Task details
All of the records below need to be copied exactly.

Data shown
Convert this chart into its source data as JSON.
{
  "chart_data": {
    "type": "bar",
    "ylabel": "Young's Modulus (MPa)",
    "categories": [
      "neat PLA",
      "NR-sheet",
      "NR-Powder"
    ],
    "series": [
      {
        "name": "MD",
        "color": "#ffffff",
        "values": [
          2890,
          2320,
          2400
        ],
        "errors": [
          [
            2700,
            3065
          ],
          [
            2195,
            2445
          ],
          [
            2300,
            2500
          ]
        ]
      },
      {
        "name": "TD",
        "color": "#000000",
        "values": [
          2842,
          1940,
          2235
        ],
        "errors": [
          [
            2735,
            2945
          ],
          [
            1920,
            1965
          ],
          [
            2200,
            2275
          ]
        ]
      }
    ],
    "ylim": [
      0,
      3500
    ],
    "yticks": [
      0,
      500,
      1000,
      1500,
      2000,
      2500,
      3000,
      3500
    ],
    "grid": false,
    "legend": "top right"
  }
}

Problem solution
Convert this chart into its source data as JSON.
{
  "chart_data": {
    "type": "bar",
    "ylabel": "Young's Modulus (MPa)",
    "categories": [
      "neat PLA",
      "NR-sheet",
      "NR-Powder"
    ],
    "series": [
      {
        "name": "MD",
        "color": "#ffffff",
        "values": [
          2890,
          2320,
          2400
        ],
        "errors": [
          [
            2700,
            3065
          ],
          [
            2195,
            2445
          ],
          [
            2300,
            2500
          ]
        ]
      },
      {
        "name": "TD",
        "color": "#000000",
        "values": [
          2842,
          1940,
          2235
        ],
        "errors": [
          [
            2735,
            2945
          ],
          [
            1920,
            1965
          ],
          [
            2200,
            2275
          ]
        ]
      }
    ],
    "ylim": [
      0,
      3500
    ],
    "yticks": [
      0,
      500,
      1000,
      1500,
      2000,
      2500,
      3000,
      3500
    ],
    "grid": false,
    "legend": "top right"
  }
}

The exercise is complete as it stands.